[Begin Records shown]
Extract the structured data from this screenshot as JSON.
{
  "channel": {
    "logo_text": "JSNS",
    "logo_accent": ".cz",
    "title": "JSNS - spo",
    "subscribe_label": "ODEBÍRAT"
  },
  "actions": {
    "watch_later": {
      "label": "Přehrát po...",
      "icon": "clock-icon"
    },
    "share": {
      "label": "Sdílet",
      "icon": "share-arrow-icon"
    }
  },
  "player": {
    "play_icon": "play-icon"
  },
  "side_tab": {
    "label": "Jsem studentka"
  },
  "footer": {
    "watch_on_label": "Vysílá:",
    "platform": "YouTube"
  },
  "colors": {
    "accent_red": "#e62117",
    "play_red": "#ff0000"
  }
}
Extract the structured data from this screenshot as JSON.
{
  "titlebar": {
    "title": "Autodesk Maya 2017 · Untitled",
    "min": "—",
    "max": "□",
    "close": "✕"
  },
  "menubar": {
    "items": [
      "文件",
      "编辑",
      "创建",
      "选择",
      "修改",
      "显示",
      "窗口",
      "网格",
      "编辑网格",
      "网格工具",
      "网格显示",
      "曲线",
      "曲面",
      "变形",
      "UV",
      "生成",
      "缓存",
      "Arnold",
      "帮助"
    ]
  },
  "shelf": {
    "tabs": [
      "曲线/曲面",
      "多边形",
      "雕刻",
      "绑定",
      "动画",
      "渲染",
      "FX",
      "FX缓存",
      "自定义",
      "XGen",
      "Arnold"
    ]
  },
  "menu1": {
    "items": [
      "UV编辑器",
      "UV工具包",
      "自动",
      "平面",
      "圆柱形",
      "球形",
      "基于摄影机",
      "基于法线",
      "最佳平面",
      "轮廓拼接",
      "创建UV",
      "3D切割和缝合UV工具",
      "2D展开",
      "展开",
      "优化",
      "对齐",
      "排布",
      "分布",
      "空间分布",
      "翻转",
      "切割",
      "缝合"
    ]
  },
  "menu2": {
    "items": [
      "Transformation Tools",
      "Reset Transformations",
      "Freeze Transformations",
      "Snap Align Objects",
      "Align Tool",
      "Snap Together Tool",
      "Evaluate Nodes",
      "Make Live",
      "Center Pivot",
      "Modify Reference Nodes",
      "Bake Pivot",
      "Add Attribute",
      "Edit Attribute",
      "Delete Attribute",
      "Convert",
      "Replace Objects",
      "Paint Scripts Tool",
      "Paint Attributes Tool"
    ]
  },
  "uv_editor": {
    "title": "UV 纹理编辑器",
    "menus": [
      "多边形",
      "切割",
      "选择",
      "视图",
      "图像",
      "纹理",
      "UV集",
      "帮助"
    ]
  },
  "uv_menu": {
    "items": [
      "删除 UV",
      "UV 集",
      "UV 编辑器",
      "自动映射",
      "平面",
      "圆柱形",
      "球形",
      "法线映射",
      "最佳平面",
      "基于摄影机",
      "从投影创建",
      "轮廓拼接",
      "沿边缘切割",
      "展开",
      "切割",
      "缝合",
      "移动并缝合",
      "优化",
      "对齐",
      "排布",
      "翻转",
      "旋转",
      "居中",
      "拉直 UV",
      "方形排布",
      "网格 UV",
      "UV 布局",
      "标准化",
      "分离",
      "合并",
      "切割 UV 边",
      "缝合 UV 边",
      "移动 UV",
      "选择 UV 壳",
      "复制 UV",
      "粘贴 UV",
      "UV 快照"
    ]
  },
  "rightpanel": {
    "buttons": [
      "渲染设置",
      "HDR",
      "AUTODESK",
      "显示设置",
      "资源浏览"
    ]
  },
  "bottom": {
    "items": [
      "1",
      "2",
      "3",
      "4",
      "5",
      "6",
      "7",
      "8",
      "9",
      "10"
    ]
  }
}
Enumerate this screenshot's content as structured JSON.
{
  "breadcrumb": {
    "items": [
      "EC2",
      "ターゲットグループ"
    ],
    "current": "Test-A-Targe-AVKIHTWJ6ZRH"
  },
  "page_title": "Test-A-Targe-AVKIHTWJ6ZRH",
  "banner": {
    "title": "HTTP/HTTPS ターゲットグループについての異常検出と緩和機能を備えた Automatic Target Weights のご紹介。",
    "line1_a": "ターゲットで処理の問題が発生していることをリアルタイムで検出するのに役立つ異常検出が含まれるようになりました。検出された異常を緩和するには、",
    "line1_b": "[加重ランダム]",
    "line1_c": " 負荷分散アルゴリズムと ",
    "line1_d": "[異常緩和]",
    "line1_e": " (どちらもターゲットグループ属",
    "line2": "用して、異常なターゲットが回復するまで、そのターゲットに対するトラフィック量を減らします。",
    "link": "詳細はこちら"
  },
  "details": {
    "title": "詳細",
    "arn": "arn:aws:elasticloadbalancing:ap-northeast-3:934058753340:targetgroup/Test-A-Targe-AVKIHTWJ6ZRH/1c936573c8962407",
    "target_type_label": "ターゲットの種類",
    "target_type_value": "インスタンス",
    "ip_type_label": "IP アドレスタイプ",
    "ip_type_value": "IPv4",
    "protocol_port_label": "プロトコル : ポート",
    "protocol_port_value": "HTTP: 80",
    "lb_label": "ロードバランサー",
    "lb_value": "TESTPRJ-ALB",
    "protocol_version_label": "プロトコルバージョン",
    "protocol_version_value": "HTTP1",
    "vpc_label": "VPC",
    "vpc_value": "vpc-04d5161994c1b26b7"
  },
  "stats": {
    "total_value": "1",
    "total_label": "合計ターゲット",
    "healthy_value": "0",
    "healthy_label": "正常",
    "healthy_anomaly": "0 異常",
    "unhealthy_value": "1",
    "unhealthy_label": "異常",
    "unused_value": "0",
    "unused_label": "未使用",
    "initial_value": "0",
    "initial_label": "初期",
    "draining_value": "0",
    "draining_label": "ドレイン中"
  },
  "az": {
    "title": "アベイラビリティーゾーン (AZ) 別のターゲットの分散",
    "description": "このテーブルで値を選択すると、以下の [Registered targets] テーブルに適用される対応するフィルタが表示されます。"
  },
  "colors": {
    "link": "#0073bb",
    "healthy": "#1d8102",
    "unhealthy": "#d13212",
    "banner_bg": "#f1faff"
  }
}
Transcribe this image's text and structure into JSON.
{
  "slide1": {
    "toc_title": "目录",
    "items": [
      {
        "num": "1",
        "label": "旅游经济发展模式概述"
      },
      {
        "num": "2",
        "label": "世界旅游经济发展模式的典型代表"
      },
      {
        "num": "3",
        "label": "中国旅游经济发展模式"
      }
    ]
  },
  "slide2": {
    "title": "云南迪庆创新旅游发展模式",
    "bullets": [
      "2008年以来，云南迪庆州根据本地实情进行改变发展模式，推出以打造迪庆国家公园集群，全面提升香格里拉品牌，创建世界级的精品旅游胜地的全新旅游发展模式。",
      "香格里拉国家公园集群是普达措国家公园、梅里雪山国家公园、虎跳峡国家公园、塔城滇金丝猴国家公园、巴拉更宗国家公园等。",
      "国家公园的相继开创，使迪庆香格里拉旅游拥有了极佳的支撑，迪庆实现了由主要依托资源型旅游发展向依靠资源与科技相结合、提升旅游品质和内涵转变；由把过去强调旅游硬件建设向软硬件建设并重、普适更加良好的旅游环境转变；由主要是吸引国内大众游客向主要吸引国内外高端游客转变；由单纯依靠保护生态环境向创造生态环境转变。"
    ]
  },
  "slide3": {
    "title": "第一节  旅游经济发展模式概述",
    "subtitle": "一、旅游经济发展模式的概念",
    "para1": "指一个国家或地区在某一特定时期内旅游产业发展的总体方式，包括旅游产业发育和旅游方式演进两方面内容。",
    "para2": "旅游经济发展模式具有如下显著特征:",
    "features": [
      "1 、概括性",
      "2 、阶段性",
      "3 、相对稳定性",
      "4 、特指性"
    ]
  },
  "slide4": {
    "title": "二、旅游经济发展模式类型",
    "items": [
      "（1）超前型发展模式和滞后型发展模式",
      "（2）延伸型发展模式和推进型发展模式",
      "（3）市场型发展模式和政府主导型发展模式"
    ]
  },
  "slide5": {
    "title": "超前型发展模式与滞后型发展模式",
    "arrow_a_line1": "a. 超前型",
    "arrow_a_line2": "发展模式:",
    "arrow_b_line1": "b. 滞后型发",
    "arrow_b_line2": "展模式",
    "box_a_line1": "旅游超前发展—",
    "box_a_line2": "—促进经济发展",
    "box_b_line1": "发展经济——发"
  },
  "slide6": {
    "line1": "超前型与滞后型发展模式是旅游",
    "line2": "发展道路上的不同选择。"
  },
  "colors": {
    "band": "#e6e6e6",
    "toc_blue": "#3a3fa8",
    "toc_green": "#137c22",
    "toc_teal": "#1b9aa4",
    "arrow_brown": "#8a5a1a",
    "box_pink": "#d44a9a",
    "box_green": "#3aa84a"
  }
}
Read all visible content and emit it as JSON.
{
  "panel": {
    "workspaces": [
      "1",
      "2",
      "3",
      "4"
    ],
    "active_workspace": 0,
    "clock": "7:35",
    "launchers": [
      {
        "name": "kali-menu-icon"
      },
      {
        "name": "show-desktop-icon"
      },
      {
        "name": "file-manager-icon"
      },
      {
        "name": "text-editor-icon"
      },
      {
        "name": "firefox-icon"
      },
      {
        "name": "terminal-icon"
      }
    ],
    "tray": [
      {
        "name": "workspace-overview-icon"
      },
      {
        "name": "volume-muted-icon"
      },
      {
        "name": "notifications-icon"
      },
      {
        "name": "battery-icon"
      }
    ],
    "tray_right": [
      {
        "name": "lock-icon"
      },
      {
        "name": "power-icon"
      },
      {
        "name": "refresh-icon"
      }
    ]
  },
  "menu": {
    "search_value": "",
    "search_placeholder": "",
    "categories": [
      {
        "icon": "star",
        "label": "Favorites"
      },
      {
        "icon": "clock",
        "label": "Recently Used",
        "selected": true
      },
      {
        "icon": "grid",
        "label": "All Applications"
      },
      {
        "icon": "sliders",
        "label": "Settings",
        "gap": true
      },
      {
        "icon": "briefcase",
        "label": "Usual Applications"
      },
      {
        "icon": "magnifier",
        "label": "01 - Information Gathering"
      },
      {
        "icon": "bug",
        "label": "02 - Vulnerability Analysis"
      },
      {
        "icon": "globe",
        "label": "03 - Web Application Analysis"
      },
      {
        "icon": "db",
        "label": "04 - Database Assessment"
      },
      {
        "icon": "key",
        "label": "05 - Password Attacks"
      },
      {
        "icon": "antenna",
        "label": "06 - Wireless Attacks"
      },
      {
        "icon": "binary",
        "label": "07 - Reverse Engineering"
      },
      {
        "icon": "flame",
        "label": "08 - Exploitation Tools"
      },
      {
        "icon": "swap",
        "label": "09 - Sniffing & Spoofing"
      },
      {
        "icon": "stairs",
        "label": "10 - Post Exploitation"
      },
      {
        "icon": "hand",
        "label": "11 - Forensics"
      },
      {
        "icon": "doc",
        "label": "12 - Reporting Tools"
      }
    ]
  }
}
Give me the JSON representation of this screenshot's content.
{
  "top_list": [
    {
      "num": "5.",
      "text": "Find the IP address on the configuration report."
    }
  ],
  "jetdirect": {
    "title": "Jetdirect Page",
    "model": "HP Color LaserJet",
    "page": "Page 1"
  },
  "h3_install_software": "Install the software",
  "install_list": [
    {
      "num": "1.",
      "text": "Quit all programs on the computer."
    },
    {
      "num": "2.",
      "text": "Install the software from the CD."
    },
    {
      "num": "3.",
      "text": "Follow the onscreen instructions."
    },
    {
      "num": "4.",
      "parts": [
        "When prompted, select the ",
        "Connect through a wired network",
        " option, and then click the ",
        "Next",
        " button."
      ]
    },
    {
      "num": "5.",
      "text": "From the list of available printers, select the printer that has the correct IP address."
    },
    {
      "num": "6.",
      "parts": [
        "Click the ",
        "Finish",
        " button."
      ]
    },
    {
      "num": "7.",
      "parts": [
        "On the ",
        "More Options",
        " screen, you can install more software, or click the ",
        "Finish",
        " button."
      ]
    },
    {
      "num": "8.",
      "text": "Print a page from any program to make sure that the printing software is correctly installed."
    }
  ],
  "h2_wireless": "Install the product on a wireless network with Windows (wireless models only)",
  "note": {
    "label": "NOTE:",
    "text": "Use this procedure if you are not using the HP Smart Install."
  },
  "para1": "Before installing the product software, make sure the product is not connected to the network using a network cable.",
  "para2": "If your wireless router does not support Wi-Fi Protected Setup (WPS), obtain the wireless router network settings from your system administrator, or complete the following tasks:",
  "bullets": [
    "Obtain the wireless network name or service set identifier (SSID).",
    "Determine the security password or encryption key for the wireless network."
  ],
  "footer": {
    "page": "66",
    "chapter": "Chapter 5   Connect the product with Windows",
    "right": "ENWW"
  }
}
[End Records shown]
Aim
Extract, from the listing above, every line where the string "address" occurs.

Solved problem
      "text": "Find the IP address on the configuration report."
      "text": "From the list of available printers, select the printer that has the correct IP address."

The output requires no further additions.